** BEGIN **

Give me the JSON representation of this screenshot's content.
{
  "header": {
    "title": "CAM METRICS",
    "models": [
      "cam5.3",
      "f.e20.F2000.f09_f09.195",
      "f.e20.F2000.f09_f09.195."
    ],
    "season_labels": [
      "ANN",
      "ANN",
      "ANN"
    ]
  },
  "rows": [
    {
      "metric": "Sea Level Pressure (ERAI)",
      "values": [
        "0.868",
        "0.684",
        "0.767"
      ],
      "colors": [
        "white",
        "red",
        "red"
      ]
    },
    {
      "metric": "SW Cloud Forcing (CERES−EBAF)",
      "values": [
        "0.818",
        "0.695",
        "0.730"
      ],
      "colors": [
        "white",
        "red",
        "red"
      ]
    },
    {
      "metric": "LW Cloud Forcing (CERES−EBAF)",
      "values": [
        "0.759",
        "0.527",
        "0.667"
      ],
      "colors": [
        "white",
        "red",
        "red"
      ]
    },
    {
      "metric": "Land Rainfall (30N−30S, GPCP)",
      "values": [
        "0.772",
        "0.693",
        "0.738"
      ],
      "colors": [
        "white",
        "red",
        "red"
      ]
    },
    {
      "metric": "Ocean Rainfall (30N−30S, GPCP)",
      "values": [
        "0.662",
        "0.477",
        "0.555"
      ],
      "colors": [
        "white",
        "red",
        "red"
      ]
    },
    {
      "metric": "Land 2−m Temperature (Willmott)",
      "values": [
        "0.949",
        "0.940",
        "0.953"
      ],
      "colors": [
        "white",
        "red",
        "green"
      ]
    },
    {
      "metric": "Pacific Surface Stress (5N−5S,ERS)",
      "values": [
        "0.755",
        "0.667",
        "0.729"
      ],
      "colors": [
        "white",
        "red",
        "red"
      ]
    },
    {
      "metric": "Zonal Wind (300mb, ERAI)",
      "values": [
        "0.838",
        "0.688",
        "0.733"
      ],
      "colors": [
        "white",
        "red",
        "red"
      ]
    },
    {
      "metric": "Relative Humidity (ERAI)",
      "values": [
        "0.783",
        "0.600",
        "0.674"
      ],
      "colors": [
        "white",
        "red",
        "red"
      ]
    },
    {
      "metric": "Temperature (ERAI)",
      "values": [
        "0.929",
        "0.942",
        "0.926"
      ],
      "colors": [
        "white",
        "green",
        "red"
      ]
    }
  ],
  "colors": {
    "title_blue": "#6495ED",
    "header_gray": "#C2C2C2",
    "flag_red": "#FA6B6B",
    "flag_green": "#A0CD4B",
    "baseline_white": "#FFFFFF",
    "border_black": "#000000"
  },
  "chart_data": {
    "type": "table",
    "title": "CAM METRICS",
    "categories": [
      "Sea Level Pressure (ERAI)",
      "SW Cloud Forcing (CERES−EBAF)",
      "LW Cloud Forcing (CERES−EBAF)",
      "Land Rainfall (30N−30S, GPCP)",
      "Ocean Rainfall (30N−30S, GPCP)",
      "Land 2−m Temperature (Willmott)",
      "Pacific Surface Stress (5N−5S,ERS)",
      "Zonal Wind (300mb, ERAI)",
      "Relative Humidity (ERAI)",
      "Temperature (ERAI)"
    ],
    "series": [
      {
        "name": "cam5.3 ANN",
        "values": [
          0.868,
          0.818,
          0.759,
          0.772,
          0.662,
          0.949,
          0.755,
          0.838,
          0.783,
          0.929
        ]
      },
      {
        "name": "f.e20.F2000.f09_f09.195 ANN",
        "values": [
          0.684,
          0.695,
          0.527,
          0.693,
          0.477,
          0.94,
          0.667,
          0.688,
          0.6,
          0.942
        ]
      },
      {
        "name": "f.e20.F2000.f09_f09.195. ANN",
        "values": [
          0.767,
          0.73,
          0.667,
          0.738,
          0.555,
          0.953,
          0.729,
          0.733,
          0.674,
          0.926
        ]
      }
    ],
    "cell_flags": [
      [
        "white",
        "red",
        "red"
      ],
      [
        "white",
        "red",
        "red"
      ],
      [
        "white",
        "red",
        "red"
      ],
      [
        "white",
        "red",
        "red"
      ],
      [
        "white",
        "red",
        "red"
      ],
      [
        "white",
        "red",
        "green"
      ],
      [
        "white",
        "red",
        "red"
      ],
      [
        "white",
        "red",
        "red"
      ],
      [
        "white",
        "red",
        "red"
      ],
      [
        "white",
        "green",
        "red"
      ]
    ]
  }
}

** END **

▸ **What you are asked to do**: Show each line of the listing that holds the string "Zonal".

▸ **Answer for the task**:
      "metric": "Zonal Wind (300mb, ERAI)",
      "Zonal Wind (300mb, ERAI)",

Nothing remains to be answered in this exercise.